• _GOAL_
Output each entry that follows exactly. Images stay out.

Collected data entries:
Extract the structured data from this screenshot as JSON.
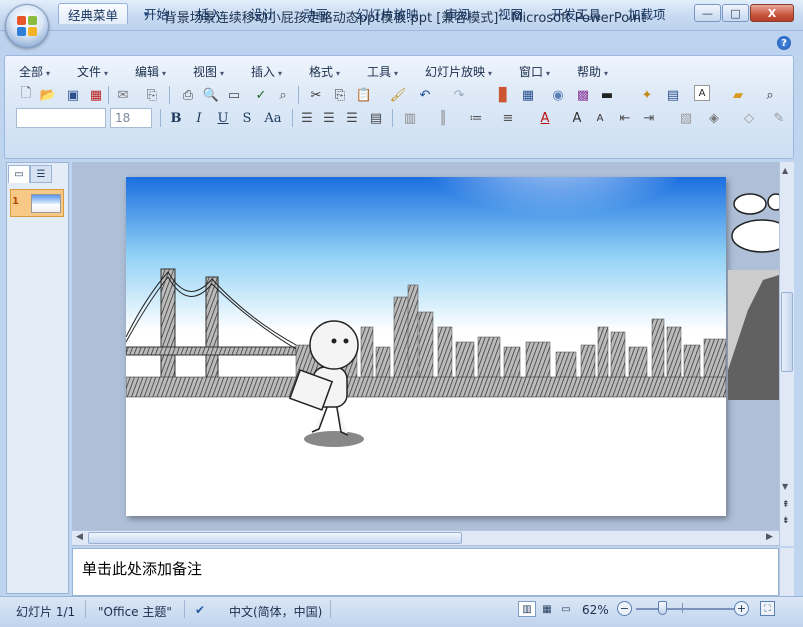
{
  "titlebar": {
    "title": "背景场景连续移动小屁孩走路动态ppt模板.ppt [兼容模式] - Microsoft PowerPoint",
    "minimize_label": "—",
    "maximize_label": "□",
    "close_label": "X"
  },
  "tabs": [
    "经典菜单",
    "开始",
    "插入",
    "设计",
    "动画",
    "幻灯片放映",
    "审阅",
    "视图",
    "开发工具",
    "加载项"
  ],
  "classic_menu": [
    "全部",
    "文件",
    "编辑",
    "视图",
    "插入",
    "格式",
    "工具",
    "幻灯片放映",
    "窗口",
    "帮助"
  ],
  "font": {
    "name_value": "",
    "size_value": "18"
  },
  "format_buttons": [
    "B",
    "I",
    "U",
    "S",
    "Aa"
  ],
  "slide_panel": {
    "slide_number": "1"
  },
  "notes": {
    "placeholder": "单击此处添加备注"
  },
  "statusbar": {
    "slide_info": "幻灯片 1/1",
    "theme": "\"Office 主题\"",
    "language": "中文(简体，中国)",
    "zoom": "62%"
  },
  "colors": {
    "accent": "#bcd2ee",
    "ribbon": "#dde9f7"
  }
}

• _ANSWER TO THE EXERCISE_
Extract the structured data from this screenshot as JSON.
{
  "titlebar": {
    "title": "背景场景连续移动小屁孩走路动态ppt模板.ppt [兼容模式] - Microsoft PowerPoint",
    "minimize_label": "—",
    "maximize_label": "□",
    "close_label": "X"
  },
  "tabs": [
    "经典菜单",
    "开始",
    "插入",
    "设计",
    "动画",
    "幻灯片放映",
    "审阅",
    "视图",
    "开发工具",
    "加载项"
  ],
  "classic_menu": [
    "全部",
    "文件",
    "编辑",
    "视图",
    "插入",
    "格式",
    "工具",
    "幻灯片放映",
    "窗口",
    "帮助"
  ],
  "font": {
    "name_value": "",
    "size_value": "18"
  },
  "format_buttons": [
    "B",
    "I",
    "U",
    "S",
    "Aa"
  ],
  "slide_panel": {
    "slide_number": "1"
  },
  "notes": {
    "placeholder": "单击此处添加备注"
  },
  "statusbar": {
    "slide_info": "幻灯片 1/1",
    "theme": "\"Office 主题\"",
    "language": "中文(简体，中国)",
    "zoom": "62%"
  },
  "colors": {
    "accent": "#bcd2ee",
    "ribbon": "#dde9f7"
  }
}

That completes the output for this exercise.